- Instructions for the task: In the entries below, count each line holding the word "Primary". Answer with the total alone.

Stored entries
###

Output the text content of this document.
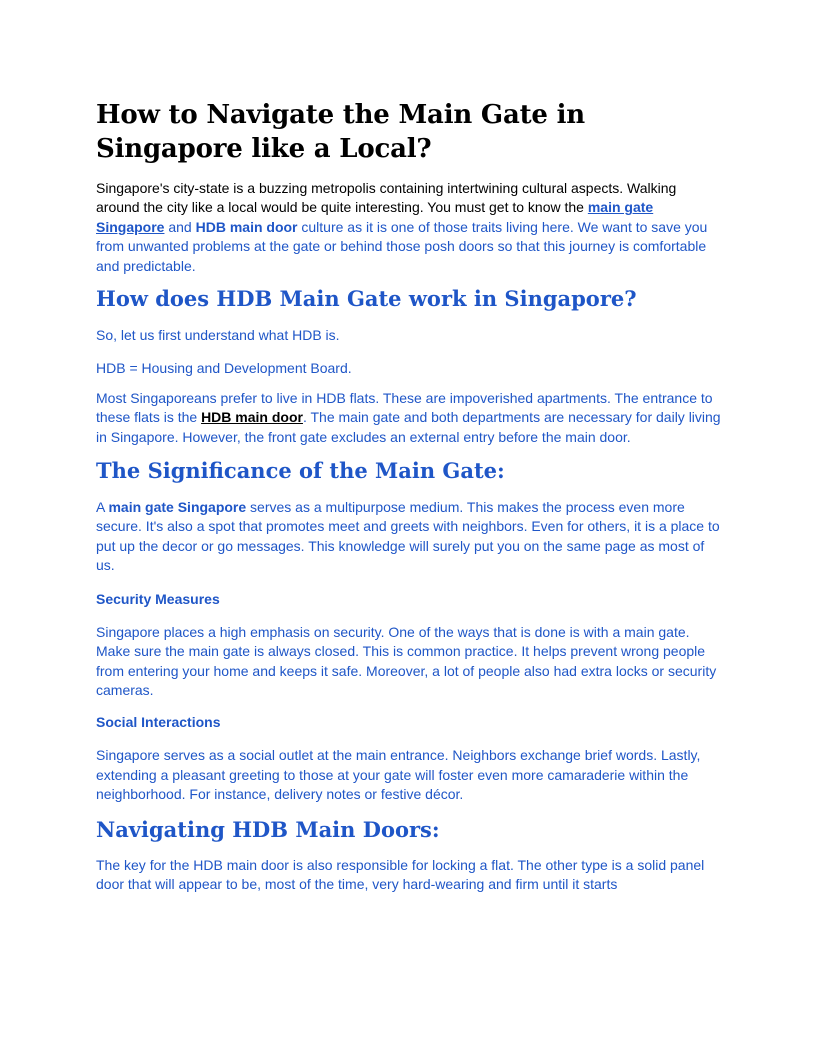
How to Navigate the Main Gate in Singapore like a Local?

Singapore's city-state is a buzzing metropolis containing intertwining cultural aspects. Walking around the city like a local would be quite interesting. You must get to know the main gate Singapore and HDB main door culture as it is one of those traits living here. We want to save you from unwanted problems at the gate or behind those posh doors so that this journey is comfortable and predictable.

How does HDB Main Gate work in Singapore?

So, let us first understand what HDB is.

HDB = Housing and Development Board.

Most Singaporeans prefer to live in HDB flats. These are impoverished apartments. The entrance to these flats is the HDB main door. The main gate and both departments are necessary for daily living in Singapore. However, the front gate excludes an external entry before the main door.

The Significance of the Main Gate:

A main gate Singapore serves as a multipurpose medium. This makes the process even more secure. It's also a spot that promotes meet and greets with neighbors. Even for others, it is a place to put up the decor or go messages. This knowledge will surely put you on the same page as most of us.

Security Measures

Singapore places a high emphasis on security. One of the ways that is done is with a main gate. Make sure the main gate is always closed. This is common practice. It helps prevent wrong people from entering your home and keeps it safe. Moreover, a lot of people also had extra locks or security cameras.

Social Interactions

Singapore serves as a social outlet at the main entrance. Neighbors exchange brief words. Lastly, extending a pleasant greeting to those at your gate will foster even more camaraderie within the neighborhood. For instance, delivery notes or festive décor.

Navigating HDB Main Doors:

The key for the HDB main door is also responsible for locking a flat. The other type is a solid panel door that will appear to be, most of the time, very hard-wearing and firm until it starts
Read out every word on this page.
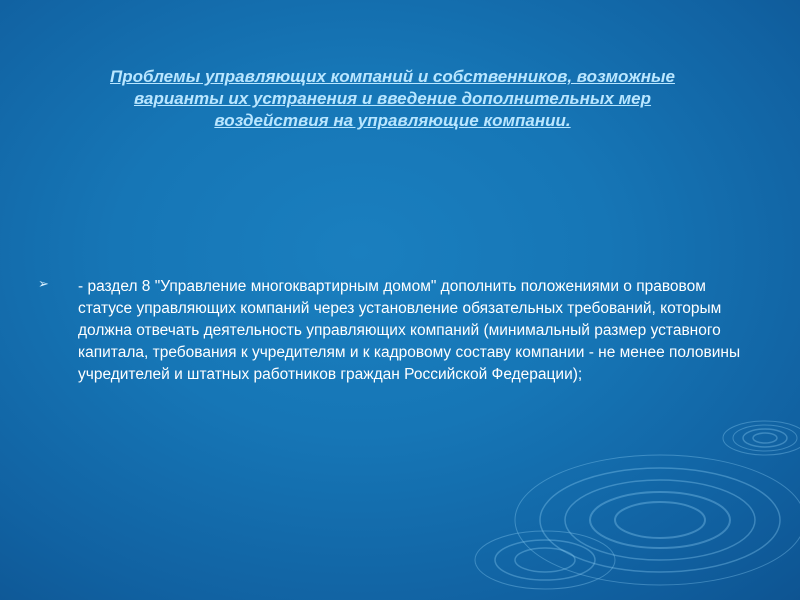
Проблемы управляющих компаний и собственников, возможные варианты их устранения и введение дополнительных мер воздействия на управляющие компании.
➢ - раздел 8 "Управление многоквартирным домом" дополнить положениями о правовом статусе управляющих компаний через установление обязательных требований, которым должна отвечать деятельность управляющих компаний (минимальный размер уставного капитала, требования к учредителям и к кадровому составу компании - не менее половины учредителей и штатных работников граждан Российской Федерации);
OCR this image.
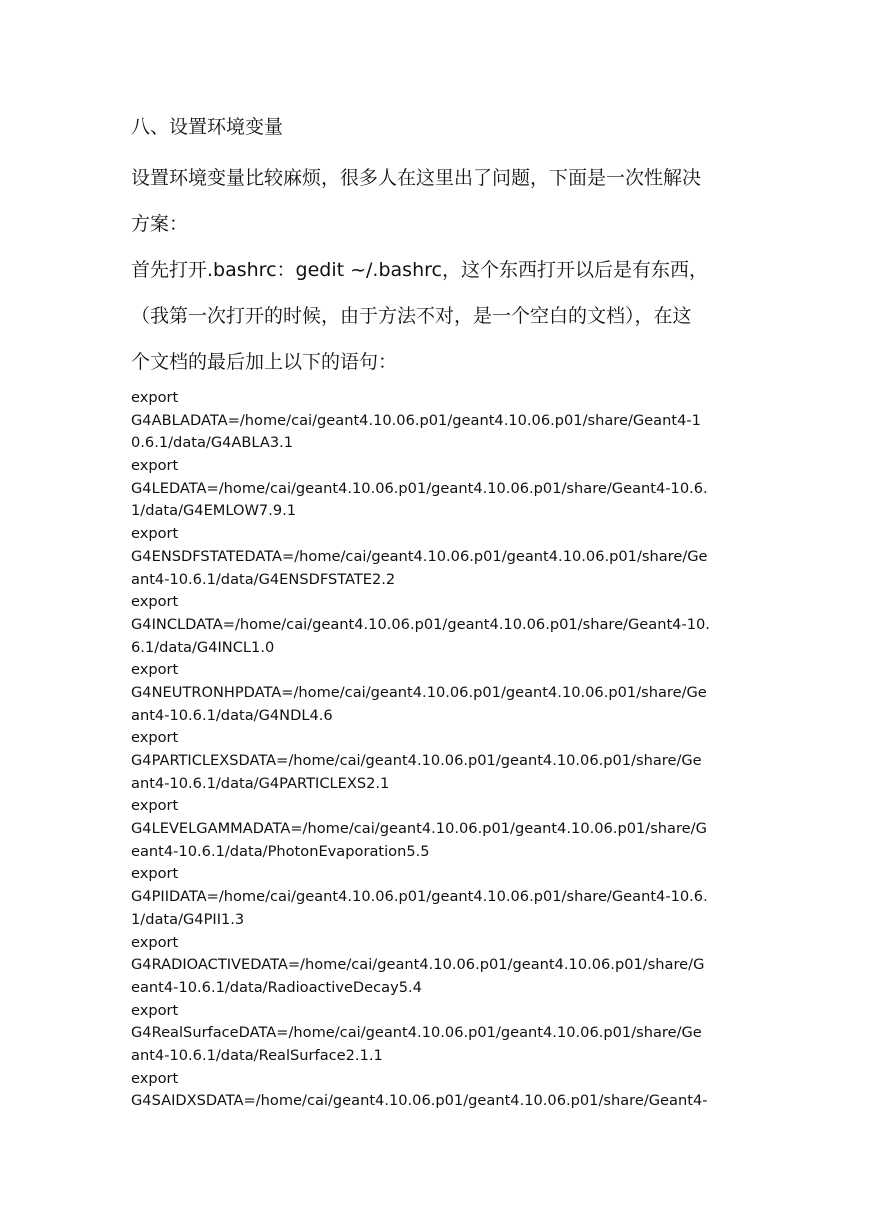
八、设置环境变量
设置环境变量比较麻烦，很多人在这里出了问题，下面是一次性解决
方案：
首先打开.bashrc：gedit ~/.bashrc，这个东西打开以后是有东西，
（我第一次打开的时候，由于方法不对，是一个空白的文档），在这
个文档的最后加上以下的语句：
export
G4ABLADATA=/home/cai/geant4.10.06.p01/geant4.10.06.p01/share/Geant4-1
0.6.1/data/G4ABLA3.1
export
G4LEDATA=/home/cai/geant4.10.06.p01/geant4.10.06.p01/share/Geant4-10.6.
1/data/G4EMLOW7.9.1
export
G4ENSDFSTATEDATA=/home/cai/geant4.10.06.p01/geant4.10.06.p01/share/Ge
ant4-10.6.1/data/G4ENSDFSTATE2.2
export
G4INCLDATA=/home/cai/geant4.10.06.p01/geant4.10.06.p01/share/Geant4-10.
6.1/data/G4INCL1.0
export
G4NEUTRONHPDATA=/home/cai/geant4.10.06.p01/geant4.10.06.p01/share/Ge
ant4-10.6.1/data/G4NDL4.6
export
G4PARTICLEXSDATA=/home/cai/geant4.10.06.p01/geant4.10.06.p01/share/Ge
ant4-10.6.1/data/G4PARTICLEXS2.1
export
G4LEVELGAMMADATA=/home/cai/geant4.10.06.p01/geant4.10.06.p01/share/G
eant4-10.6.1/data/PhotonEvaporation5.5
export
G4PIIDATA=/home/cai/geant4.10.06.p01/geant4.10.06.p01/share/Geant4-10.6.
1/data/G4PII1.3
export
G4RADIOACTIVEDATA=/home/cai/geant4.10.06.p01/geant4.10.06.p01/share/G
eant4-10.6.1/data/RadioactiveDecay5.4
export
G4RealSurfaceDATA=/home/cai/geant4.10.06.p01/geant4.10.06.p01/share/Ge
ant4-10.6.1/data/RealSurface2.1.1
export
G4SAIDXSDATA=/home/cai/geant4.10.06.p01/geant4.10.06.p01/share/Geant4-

###

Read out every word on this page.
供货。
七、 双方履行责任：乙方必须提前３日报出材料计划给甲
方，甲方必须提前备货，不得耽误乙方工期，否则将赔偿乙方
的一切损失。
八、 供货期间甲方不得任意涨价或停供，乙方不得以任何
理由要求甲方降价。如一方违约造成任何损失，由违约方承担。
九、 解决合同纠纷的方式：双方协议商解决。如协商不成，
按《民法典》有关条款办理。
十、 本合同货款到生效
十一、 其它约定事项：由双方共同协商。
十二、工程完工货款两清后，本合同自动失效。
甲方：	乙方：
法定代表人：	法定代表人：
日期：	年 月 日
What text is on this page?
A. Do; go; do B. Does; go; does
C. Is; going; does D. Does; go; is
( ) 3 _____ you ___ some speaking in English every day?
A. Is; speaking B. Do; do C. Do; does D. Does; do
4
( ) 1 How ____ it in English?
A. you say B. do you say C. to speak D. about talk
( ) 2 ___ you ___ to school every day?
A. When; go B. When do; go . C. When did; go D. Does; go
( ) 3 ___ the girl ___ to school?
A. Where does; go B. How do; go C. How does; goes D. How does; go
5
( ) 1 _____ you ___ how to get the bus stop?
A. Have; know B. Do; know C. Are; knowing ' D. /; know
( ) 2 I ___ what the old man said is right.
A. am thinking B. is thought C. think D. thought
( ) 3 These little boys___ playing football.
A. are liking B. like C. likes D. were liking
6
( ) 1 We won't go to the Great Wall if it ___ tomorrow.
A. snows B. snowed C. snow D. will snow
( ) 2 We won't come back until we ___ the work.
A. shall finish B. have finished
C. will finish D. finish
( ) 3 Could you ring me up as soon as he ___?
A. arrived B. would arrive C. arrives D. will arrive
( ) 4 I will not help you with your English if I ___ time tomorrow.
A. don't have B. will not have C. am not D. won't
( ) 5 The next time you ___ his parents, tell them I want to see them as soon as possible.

###

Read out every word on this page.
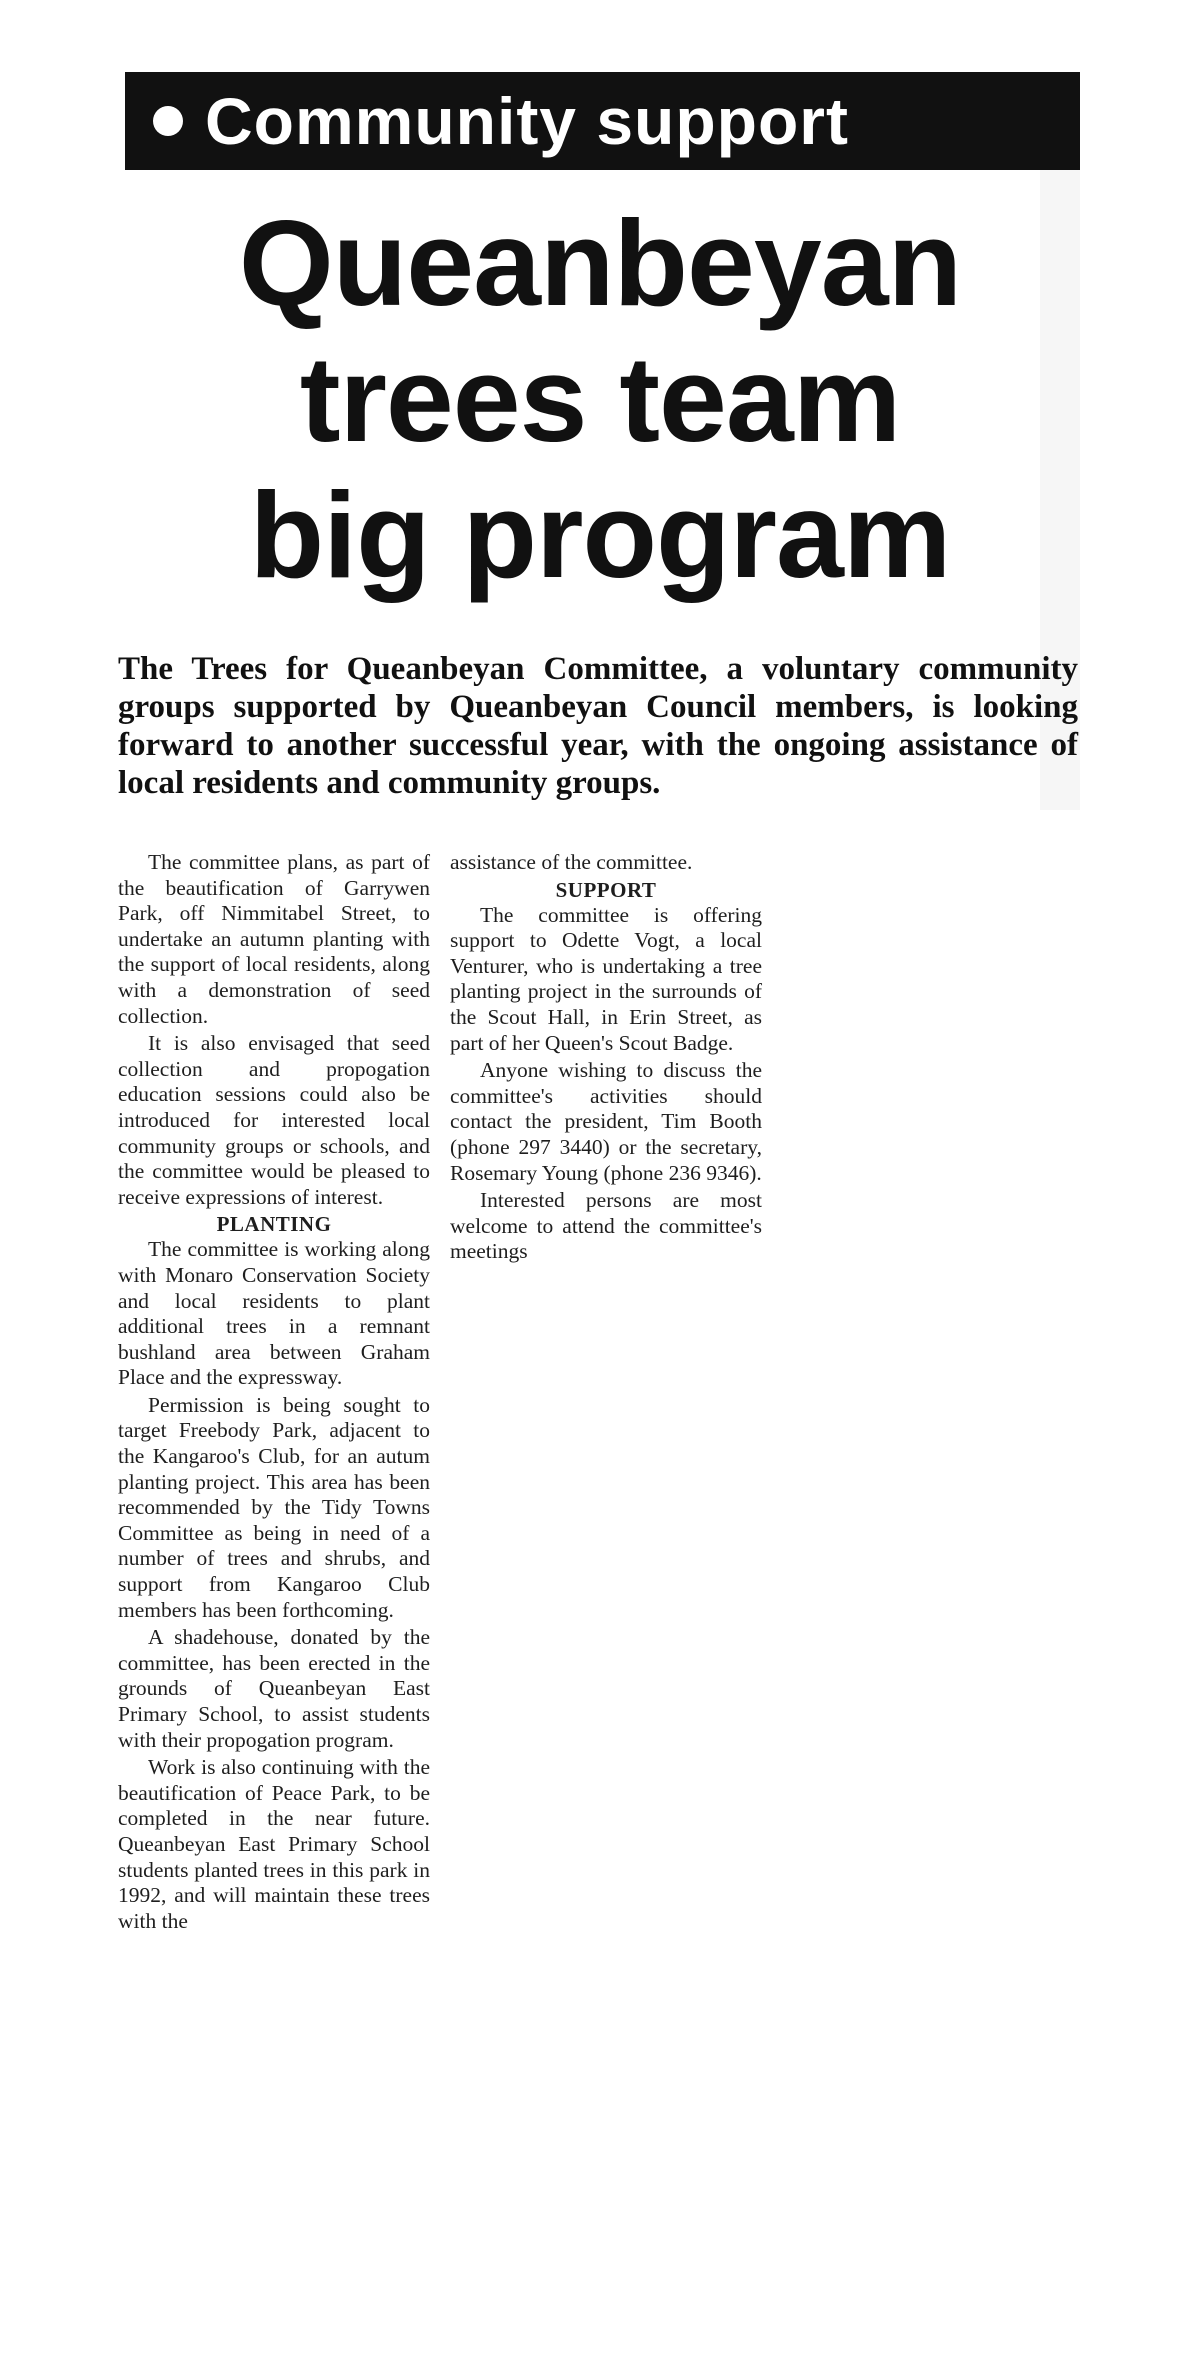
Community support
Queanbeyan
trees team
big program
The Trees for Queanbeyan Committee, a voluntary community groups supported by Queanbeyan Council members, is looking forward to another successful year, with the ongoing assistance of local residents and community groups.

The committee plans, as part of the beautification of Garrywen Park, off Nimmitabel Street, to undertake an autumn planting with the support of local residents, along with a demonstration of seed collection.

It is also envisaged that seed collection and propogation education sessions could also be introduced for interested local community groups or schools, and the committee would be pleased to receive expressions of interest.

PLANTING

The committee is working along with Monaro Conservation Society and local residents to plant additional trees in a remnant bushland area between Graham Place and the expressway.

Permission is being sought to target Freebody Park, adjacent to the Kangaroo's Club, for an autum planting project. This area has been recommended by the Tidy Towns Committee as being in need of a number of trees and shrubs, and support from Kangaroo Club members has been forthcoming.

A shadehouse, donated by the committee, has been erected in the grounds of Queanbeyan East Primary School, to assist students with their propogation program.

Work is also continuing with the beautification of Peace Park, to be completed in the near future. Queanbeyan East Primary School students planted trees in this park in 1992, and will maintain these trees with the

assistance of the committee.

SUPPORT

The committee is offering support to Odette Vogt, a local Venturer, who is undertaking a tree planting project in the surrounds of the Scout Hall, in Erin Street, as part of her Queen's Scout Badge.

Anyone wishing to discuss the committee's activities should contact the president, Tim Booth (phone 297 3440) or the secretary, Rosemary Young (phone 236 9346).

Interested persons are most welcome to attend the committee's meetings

###

- Complete answer: 2